EXERCISE DETAILS: Copy each line below in which the word "milliers" occurs.
** start INPUT RECORDS **
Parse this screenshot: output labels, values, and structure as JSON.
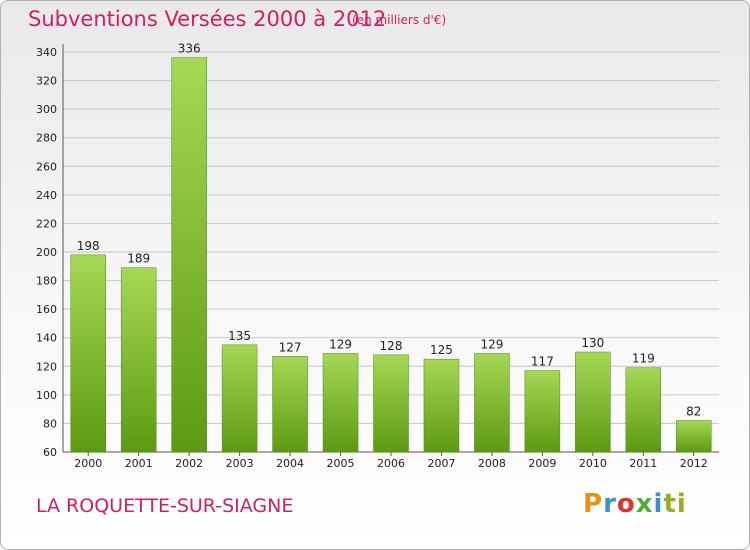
{
  "header": {
    "title": "Subventions Versées 2000 à 2012",
    "unit": "(en milliers d'€)"
  },
  "footer": {
    "town": "LA ROQUETTE-SUR-SIAGNE",
    "logo_letters": [
      "P",
      "r",
      "o",
      "x",
      "i",
      "t",
      "i"
    ]
  },
  "colors": {
    "accent": "#d02060",
    "bar_top": "#a6d855",
    "bar_bottom": "#5c9a12",
    "grid": "#c8c8c8",
    "axis_text": "#222222"
  },
  "chart_data": {
    "type": "bar",
    "title": "Subventions Versées 2000 à 2012",
    "ylabel": "(en milliers d'€)",
    "xlabel": "",
    "categories": [
      "2000",
      "2001",
      "2002",
      "2003",
      "2004",
      "2005",
      "2006",
      "2007",
      "2008",
      "2009",
      "2010",
      "2011",
      "2012"
    ],
    "values": [
      198,
      189,
      336,
      135,
      127,
      129,
      128,
      125,
      129,
      117,
      130,
      119,
      82
    ],
    "ylim": [
      60,
      340
    ],
    "yticks": [
      60,
      80,
      100,
      120,
      140,
      160,
      180,
      200,
      220,
      240,
      260,
      280,
      300,
      320,
      340
    ],
    "grid": true
  }
}
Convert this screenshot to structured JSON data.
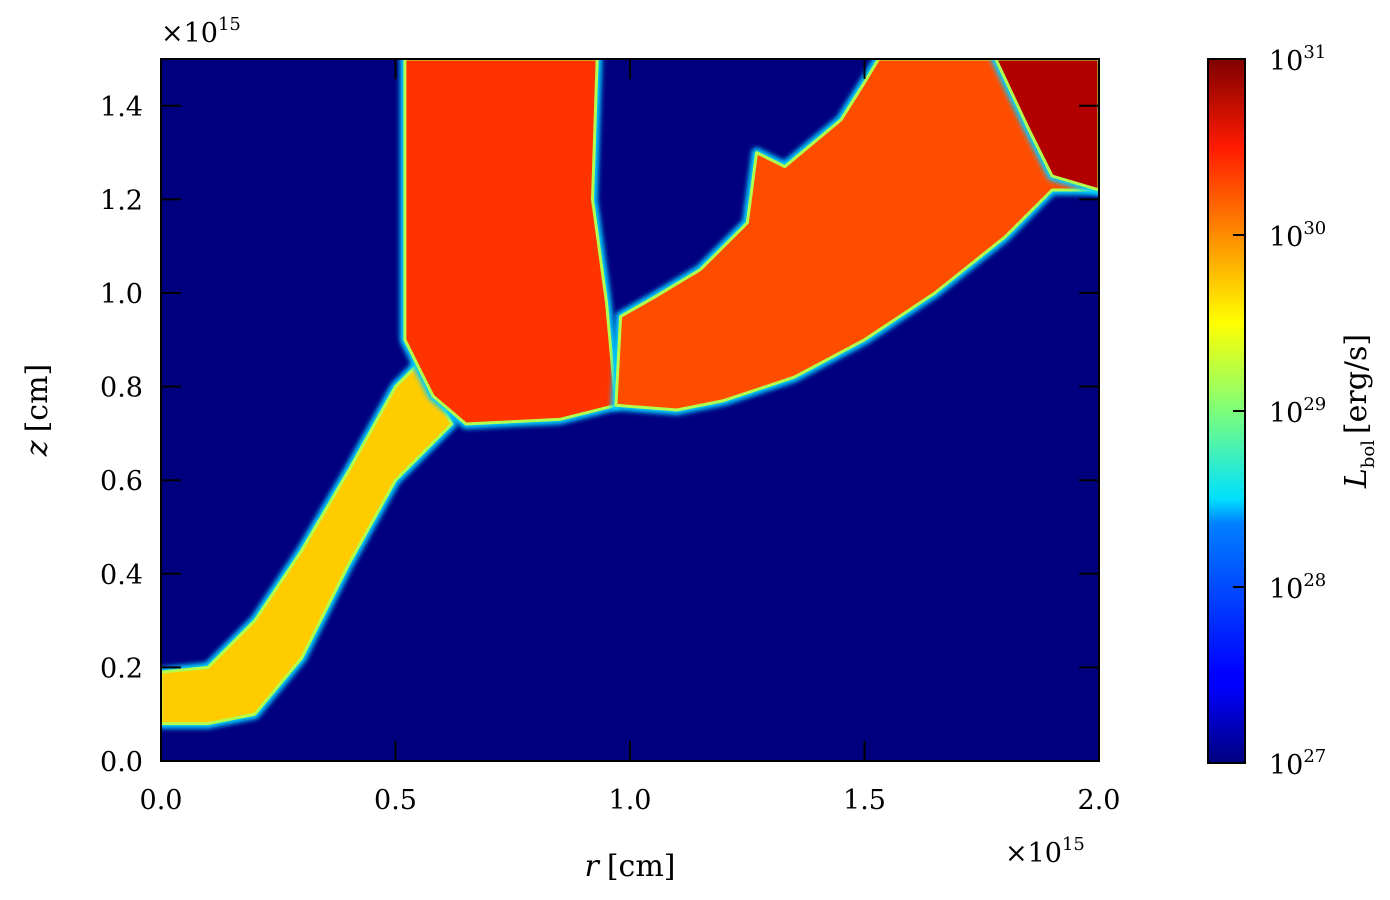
** end INPUT RECORDS **
EXERCISE RESPONSE:
    "unit": "(en milliers d'€)"
    "ylabel": "(en milliers d'€)",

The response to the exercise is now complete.